_Document extract_
++++++++
Yazidi survivor and activist Nadia Murad Basee Taha. Photo, Yorgos Karahalis/AP.

The Canadian government has confirmed it will give asylum to 1,200 Yazidi refugees before the end of 2017 — and that nearly 300 people from the northern Iraqi minority have already arrived.

Back in October, Parliament unanimously passed a motion that would bring Yazidi women and girls who survived sexual slavery at the hands of ISIS to Canada between mid-November and February. (The motion did not include a number of refugees.) The decision was a victory for activists and politicians who, for the better part of a year, urged the Liberal government to extend the generosity it showed Syrian refugees to Yazidi women and girls.

The announcement came just days shy of the four-month deadline that was set in October. Immigration, Refugees and Citizenship Minister Ahmed Hussen said the government won’t rush their arrival, and that they’ll protect the Yazidi refugees’ privacy, so as not to imperil any relatives still trapped by ISIS. Though the motion addressed women and girls specifically, Hussen said men and boys will also be brought to Canada in order to keep families intact.

The Yazidis are a religious minority group who have been brutally targeted by ISIS in northern Iraq, resulting in what the United Nations has called a genocide. The sexual violence committed against Yazidis is considered to be among the worst atrocities happening to females in the world right now, according to the UN.

“For us to see Canada not accepting the injustice that was committed by ISIS is something very important,” said 23-year-old survivor and activist Nadia Murad Basee Taha at a press conference before the vote last summer. Here’s what you need to know about the Yazidi people, the crisis and what Canada is doing to help.


Related: Meet a small team of doctors giving Syrian refugees care


What is the crisis facing the Yazidis?

On August 3, 2014, ISIS militants attacked Sinjar Mountain in northern Iraq, where Yazidi people have lived for generations. ISIS, or Daesh as they are known locally, separated the men from the women and killed the men before taking the women into captivity. Yazda, an advocacy organization, has estimated that 5,000 Yazidis were killed in the massacre and 7,000 kidnapped. Young boys were forced to become ISIS fighters.

According to a UN report published in June, ISIS put 80 percent of the women and girls onto the slave market, to be sold to militants for anywhere from $200 to $1,500 (USD). Most of the women the UN interviewed suffered “violent daily rapes…many women and girls reported being injured as a result of the rapes, suffering bleeding, cuts and bruising.” Murad Basee Taha reported that she was forced to convert to Islam and pray before being raped by her captors.

There are about 700,000 Yazidis in the world, the vast majority living in the northern Iraqi area targeted by ISIS during the August, 2014 siege. Yazda says 90 percent of the community has been displaced, with the overwhelming majority in refugee camps.


Related: Canada has a ‘duty’ to welcome Yazidi women and girls


Where are displaced Yazidis now?
++++++++
_Data section_
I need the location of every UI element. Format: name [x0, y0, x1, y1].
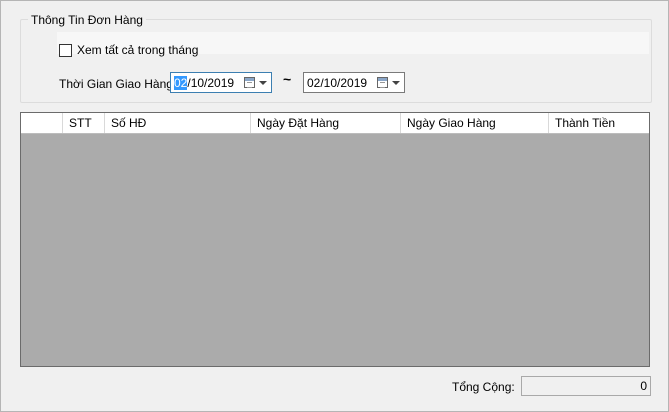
delivery-time-label: Thời Gian Giao Hàng	[59, 77, 173, 91]
date-from-picker[interactable]: 02/10/2019	[170, 72, 272, 93]
view-all-label[interactable]: Xem tất cả trong tháng	[77, 43, 198, 57]
total-field[interactable]: 0	[521, 376, 651, 396]
row-header-corner[interactable]	[21, 113, 63, 133]
date-from-rest[interactable]: /10/2019	[187, 76, 234, 90]
order-info-title: Thông Tin Đơn Hàng	[28, 13, 146, 27]
date-to-picker[interactable]: 02/10/2019	[303, 72, 405, 93]
column-header-delivery-date[interactable]: Ngày Giao Hàng	[401, 113, 549, 133]
calendar-icon[interactable]	[244, 77, 255, 88]
date-to-value[interactable]: 02/10/2019	[307, 76, 367, 90]
range-separator: ~	[283, 71, 292, 87]
column-header-invoice-no[interactable]: Số HĐ	[105, 113, 251, 133]
calendar-icon[interactable]	[377, 77, 388, 88]
column-header-order-date[interactable]: Ngày Đặt Hàng	[251, 113, 401, 133]
date-from-value[interactable]: 02/10/2019	[174, 76, 234, 90]
date-from-selected-part[interactable]: 02	[174, 76, 188, 90]
total-label: Tổng Cộng:	[452, 380, 515, 394]
orders-grid[interactable]: STT Số HĐ Ngày Đặt Hàng Ngày Giao Hàng T…	[20, 112, 650, 367]
view-all-checkbox[interactable]	[59, 44, 72, 57]
column-header-amount[interactable]: Thành Tiền	[549, 113, 649, 133]
chevron-down-icon[interactable]	[392, 81, 400, 85]
column-header-stt[interactable]: STT	[63, 113, 105, 133]
grid-header: STT Số HĐ Ngày Đặt Hàng Ngày Giao Hàng T…	[21, 113, 649, 134]
chevron-down-icon[interactable]	[259, 81, 267, 85]
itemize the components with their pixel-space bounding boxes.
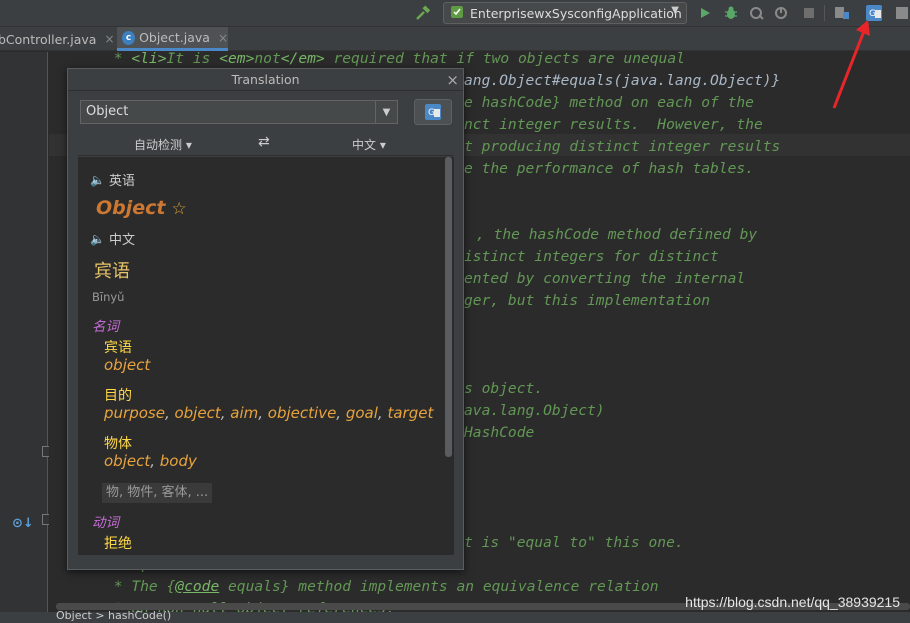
editor-tabbar: bController.java × c Object.java × (0, 27, 910, 51)
code-line: * <li>It is <em>not</em> required that i… (105, 52, 685, 67)
code-line: t is "equal to" this one. (464, 534, 684, 551)
editor-gutter: ⊙↓ (0, 52, 51, 612)
star-icon[interactable]: ☆ (172, 199, 187, 219)
profiler-icon[interactable] (772, 4, 790, 22)
svg-text:G: G (428, 108, 435, 118)
tab-object-java[interactable]: c Object.java × (117, 27, 228, 51)
translation-result: 🔈 英语 Object ☆ 🔈 中文 宾语 Bīnyǔ 名词 宾语 object … (78, 157, 454, 555)
hammer-icon[interactable] (414, 4, 432, 22)
source-language-name: 英语 (108, 174, 135, 189)
search-everywhere-icon[interactable] (893, 4, 910, 22)
code-line: ger, but this implementation (464, 292, 711, 309)
target-pronounce[interactable]: 🔈 中文 (90, 229, 135, 249)
source-text-input[interactable]: Object (80, 100, 398, 124)
close-icon[interactable]: × (446, 69, 459, 91)
part-of-speech: 动词 (92, 515, 119, 531)
close-icon[interactable]: × (104, 32, 114, 46)
popup-title-bar[interactable]: Translation × (68, 69, 463, 91)
dict-entry-en: object (104, 356, 151, 374)
dict-entry-en: purpose, object, aim, objective, goal, t… (104, 404, 434, 422)
code-line: * The {@code equals} method implements a… (105, 578, 659, 595)
source-word: Object ☆ (96, 197, 187, 219)
target-language-name: 中文 (108, 233, 135, 248)
translated-word: 宾语 (94, 261, 130, 282)
language-bar: 自动检测 ▾ ⇄ 中文 ▾ (78, 132, 454, 156)
dict-entry-zh: 宾语 (104, 340, 132, 356)
code-line: HashCode (464, 424, 535, 441)
close-icon[interactable]: × (218, 31, 228, 45)
translate-icon: G (425, 104, 441, 120)
code-line: ang.Object#equals(java.lang.Object)} (464, 72, 781, 89)
popup-title: Translation (231, 72, 300, 87)
tab-label: bController.java (0, 31, 97, 47)
breadcrumb-bar: Object > hashCode() (0, 609, 910, 623)
overrides-icon[interactable]: ⊙↓ (12, 516, 34, 531)
dict-entry-zh: 物体 (104, 436, 132, 452)
code-line: t producing distinct integer results (464, 138, 781, 155)
coverage-icon[interactable] (748, 4, 766, 22)
code-line: istinct integers for distinct (464, 248, 719, 265)
source-language-select[interactable]: 自动检测 ▾ (134, 136, 192, 153)
speaker-icon: 🔈 (90, 231, 105, 246)
watermark: https://blog.csdn.net/qq_38939215 (685, 594, 900, 610)
toolbar-separator (824, 5, 825, 21)
phonetic: Bīnyǔ (92, 290, 125, 304)
tab-label: Object.java (139, 30, 210, 45)
run-configuration-label: EnterprisewxSysconfigApplication (470, 5, 682, 21)
code-line: s object. (464, 380, 544, 397)
swap-languages-icon[interactable]: ⇄ (258, 134, 270, 150)
translation-popup: Translation × Object ▼ G 自动检测 ▾ ⇄ 中文 ▾ 🔈… (67, 68, 464, 570)
run-configuration-select[interactable]: EnterprisewxSysconfigApplication ▼ (443, 2, 687, 24)
stop-icon[interactable] (800, 4, 818, 22)
more-meanings[interactable]: 物, 物件, 客体, ... (102, 483, 213, 503)
java-class-icon: c (122, 30, 136, 45)
code-line: , the hashCode method defined by (476, 226, 758, 243)
tab-controller-java[interactable]: bController.java × (0, 27, 115, 51)
code-line: e the performance of hash tables. (464, 160, 754, 177)
result-scrollbar[interactable] (445, 157, 452, 457)
breadcrumb[interactable]: Object > hashCode() (56, 609, 171, 622)
translate-button[interactable]: G (414, 99, 452, 125)
main-toolbar: EnterprisewxSysconfigApplication ▼ G (0, 0, 910, 27)
code-line: ava.lang.Object) (464, 402, 605, 419)
red-annotation-arrow (832, 20, 870, 109)
code-line: ented by converting the internal (464, 270, 746, 287)
spring-boot-icon (450, 5, 464, 22)
code-line: e hashCode} method on each of the (464, 94, 754, 111)
debug-icon[interactable] (722, 4, 740, 22)
target-language-select[interactable]: 中文 ▾ (352, 136, 386, 153)
chevron-down-icon: ▼ (671, 5, 679, 16)
chevron-down-icon[interactable]: ▼ (375, 101, 397, 123)
dict-entry-zh: 拒绝 (104, 536, 132, 552)
source-pronounce[interactable]: 🔈 英语 (90, 170, 135, 190)
dict-entry-zh: 目的 (104, 388, 132, 404)
code-line: nct integer results. However, the (464, 116, 763, 133)
speaker-icon: 🔈 (90, 172, 105, 187)
part-of-speech: 名词 (92, 319, 119, 335)
run-icon[interactable] (696, 4, 714, 22)
dict-entry-en: object, body (104, 452, 197, 470)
++++++++
_Required work_
A - In the article on Canada's resettlement of Yazidi refugees, how many Yazidi refugees did the government confirm it will give asylum to before the end of 2017?
B - According to the article on Canada's resettlement of Yazidi refugees, why will the government protect the refugees' privacy?
C - Continue the article on Canada's resettlement of Yazidi refugees from its final heading.
The lines are not needed for any of these tasks.

_Responses to the exercise_
A - 1,200 Yazidi refugees.

B - The government will protect their privacy so as not to imperil any relatives who are still trapped by ISIS.

C -
The UN believes more than 3,200 women and children are still held by ISIS, most in northern Iraq and in war-torn Syria. Others have made it to refugee camps in Turkey and Greece. Yazda spokesperson Murad Ismael said those who remain in Iraq and aren’t in refugee camps are in the Kurdish region of the country where it’s safe for other international aid groups to work.

Over the course of a year, Germany took more than 1,000 Yazidi women and girls who had been held captive by ISIS, and its government has committed $107 million (USD) over three years to bring more Yazidi women to the country. Hussen said Canada will take lessons from Germany on how to safely identify, screen, and resettle these refugees.

What has Canada done so far?

Officials said 400 survivors of ISIS have arrived since October, and nearly 300 of those are Yazidi refugees. (Though the government doesn’t track refugees based on religion, an exception has been made to count Yazidis to ensure they get the specialized help they need.)

There have been small-scale community efforts to support Yazidi genocide survivors through the private sponsorship system. For example, community group Operation Ezra brought at least nine Yazidi refugees to Winnipeg.


Related: The Chatelaine Q&A: Opposition leader Rona Ambrose


What has the government committed to in the next year?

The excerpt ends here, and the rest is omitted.